▶ **Your objective**
Copy each line in the data that includes the word "maps".

↓↓↓

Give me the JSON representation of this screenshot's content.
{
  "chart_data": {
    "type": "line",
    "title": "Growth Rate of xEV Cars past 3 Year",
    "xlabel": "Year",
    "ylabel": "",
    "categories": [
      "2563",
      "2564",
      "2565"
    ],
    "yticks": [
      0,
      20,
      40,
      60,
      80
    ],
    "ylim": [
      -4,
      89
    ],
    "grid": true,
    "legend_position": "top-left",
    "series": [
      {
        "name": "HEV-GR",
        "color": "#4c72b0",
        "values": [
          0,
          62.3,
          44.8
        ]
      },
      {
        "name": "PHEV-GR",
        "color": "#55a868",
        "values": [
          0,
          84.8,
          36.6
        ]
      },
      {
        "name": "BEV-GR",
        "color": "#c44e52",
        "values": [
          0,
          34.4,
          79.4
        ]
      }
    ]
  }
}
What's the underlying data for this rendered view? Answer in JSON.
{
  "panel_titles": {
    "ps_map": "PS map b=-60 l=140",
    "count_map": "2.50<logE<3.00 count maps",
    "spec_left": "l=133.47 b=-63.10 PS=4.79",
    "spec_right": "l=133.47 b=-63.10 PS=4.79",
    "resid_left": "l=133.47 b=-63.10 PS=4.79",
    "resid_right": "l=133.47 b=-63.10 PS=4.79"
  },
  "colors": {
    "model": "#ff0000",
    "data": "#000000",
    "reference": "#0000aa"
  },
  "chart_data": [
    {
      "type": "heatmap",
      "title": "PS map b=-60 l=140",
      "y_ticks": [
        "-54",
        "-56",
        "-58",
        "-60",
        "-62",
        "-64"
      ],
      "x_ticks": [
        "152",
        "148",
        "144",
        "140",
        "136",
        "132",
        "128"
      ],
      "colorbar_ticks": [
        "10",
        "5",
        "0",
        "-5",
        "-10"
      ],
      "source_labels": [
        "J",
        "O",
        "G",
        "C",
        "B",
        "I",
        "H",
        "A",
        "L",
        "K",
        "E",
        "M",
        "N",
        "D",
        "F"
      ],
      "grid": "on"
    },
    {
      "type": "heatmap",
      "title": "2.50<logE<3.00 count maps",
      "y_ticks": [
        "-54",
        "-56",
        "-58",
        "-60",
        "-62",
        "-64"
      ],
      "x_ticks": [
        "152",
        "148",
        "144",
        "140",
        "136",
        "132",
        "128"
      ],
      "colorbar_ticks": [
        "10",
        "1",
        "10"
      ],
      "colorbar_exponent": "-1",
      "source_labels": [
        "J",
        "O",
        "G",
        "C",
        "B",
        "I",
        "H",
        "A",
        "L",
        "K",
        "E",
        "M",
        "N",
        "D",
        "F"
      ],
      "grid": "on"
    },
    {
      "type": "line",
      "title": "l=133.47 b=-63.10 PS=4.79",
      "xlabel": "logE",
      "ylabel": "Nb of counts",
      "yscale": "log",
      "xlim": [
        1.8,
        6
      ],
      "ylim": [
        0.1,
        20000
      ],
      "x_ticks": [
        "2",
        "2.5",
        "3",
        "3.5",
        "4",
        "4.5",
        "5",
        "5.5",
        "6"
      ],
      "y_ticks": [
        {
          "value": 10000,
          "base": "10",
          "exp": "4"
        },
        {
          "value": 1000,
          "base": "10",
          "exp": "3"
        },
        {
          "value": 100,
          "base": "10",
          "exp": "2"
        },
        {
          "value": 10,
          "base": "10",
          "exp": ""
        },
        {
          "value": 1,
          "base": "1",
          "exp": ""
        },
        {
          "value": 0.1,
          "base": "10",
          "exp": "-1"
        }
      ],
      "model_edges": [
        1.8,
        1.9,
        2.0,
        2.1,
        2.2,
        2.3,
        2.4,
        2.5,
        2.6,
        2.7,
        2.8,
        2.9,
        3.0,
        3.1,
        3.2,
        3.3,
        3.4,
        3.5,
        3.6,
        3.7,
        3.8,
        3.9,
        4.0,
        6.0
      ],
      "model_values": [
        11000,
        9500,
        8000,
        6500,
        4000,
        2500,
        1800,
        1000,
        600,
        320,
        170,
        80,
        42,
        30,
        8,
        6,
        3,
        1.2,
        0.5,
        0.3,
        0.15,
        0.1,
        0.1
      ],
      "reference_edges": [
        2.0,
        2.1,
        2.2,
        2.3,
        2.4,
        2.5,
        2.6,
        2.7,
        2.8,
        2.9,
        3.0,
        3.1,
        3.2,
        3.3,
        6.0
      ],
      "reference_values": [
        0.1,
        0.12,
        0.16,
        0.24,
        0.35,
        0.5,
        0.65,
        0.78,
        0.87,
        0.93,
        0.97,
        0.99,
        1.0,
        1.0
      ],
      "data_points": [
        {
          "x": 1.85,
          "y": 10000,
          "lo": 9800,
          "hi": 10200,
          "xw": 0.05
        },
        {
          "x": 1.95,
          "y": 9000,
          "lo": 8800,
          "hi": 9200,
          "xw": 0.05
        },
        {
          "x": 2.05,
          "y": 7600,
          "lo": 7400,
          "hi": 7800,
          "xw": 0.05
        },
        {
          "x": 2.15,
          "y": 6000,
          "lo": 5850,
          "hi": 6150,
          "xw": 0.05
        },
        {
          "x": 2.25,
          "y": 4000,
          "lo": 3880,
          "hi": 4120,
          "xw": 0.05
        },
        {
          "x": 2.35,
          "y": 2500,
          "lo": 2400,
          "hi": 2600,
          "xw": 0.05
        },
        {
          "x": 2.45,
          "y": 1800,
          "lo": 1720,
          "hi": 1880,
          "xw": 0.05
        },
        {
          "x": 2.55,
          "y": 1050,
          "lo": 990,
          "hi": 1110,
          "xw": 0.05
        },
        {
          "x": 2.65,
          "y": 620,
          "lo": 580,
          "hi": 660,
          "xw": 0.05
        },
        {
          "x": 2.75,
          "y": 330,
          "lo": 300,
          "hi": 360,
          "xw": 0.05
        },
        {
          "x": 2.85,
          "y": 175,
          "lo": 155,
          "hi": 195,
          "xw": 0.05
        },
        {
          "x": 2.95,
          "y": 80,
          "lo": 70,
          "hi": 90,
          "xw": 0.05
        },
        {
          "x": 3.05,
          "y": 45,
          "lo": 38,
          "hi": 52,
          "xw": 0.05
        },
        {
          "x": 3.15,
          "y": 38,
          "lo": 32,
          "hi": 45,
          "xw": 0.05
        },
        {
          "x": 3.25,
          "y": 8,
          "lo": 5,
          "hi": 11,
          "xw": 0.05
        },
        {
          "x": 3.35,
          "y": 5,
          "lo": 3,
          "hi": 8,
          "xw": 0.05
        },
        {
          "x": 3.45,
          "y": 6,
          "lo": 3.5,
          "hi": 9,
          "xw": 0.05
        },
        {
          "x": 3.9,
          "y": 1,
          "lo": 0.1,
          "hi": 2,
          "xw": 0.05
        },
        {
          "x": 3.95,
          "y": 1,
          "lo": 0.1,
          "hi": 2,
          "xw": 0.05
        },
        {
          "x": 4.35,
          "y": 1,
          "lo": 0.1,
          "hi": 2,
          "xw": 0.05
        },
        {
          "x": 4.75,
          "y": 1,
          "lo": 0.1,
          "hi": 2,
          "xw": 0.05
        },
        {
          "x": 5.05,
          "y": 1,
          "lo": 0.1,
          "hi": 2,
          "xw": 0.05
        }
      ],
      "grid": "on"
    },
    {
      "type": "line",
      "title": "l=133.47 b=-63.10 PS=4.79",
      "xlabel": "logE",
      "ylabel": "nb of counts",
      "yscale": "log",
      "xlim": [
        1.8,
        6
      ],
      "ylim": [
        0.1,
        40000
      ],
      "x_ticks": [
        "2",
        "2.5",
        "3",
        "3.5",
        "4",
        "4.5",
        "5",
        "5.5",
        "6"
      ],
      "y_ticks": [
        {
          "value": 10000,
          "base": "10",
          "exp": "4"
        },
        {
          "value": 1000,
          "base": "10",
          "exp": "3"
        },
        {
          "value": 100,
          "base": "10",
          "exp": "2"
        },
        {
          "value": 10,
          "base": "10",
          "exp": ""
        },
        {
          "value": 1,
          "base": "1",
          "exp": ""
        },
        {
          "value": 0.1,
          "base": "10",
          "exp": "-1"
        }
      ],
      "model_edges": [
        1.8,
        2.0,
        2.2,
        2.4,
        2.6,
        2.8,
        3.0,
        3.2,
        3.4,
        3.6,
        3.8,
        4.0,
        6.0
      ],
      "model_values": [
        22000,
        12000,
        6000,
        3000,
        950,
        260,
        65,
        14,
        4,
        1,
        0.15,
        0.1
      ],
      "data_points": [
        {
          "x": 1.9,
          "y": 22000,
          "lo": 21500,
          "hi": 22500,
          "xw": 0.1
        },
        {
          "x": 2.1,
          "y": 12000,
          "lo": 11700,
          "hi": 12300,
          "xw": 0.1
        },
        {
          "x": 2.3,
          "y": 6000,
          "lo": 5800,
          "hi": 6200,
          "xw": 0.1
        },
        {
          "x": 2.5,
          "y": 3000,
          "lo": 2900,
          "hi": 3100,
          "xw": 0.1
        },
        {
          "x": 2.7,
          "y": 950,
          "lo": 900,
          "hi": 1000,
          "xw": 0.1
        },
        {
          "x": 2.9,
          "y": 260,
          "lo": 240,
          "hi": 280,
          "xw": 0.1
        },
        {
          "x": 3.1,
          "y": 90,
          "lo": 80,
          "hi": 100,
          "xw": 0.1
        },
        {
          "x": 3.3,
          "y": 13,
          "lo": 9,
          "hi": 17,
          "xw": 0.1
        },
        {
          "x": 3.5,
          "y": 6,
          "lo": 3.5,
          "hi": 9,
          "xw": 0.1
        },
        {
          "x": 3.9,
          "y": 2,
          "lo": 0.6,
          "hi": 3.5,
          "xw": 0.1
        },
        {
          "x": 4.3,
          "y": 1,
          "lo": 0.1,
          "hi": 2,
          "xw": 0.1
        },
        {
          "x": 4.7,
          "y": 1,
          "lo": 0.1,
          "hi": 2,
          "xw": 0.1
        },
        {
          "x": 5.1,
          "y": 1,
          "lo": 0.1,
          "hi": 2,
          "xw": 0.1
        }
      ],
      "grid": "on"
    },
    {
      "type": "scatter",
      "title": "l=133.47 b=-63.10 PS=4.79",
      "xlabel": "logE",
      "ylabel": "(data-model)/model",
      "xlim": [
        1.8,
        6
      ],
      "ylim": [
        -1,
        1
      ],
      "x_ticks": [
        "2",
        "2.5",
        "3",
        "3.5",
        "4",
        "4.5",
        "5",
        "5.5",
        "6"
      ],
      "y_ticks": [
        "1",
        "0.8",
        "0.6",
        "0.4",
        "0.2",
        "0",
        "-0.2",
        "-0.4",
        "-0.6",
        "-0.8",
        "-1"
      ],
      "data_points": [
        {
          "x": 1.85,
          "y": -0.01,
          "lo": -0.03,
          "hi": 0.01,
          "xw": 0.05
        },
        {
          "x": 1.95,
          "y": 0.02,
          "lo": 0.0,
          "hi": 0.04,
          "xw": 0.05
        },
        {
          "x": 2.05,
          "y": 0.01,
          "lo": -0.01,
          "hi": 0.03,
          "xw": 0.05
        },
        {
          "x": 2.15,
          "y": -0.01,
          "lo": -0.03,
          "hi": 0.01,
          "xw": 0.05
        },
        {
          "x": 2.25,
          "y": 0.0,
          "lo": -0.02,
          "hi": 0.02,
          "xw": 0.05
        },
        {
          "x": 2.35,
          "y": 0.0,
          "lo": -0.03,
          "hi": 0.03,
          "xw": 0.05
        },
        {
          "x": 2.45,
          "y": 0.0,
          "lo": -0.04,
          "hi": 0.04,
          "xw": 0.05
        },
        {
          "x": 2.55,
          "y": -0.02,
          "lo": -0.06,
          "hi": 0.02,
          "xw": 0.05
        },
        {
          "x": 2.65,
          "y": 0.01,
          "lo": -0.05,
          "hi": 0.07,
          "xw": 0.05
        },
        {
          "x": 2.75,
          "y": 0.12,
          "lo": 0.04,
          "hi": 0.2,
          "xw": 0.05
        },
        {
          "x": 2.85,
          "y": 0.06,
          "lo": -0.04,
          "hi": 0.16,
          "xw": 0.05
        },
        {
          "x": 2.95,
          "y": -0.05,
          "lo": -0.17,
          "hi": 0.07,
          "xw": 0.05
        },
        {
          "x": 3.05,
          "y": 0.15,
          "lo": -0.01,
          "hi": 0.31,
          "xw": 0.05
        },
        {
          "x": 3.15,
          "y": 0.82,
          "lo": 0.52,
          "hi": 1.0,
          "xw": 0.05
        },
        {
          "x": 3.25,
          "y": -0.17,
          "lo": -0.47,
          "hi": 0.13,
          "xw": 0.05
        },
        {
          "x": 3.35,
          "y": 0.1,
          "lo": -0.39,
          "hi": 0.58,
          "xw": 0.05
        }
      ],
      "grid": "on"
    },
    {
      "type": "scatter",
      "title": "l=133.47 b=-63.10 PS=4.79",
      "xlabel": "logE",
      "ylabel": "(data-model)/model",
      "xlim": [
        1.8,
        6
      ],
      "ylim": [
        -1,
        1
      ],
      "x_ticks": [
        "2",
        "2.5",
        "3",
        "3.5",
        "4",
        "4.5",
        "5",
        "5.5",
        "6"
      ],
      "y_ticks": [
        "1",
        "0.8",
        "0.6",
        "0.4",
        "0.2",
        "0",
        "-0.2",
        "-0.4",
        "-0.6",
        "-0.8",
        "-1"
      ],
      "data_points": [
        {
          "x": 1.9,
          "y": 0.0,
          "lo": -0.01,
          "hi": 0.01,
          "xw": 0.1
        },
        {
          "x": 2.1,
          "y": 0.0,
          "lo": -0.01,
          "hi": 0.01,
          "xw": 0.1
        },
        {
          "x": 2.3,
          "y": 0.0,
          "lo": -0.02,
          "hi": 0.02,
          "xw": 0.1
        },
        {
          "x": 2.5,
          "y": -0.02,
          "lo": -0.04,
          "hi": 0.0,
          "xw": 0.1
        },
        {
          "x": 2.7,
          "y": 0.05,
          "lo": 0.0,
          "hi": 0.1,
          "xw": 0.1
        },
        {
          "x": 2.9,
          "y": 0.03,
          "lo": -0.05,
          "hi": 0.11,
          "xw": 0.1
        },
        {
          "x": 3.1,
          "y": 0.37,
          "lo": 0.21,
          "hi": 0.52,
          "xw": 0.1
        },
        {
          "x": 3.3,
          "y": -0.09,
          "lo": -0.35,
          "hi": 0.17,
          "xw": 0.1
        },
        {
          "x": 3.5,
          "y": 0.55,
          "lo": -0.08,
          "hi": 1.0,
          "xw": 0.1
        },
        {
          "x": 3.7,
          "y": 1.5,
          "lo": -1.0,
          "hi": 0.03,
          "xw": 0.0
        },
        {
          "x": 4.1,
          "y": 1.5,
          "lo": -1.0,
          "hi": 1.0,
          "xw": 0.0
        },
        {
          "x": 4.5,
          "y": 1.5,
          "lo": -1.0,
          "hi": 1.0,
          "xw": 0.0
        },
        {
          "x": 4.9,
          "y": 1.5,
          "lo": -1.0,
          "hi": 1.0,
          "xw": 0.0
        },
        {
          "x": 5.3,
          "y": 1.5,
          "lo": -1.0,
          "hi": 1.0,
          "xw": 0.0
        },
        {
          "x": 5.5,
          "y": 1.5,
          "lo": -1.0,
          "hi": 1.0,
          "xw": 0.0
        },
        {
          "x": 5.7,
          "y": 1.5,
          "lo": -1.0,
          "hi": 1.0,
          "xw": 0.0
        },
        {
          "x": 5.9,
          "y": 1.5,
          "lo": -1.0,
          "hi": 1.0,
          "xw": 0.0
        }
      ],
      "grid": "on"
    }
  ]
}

↑↑↑

▶ **Reply**
    "count_map": "2.50<logE<3.00 count maps",
      "title": "2.50<logE<3.00 count maps",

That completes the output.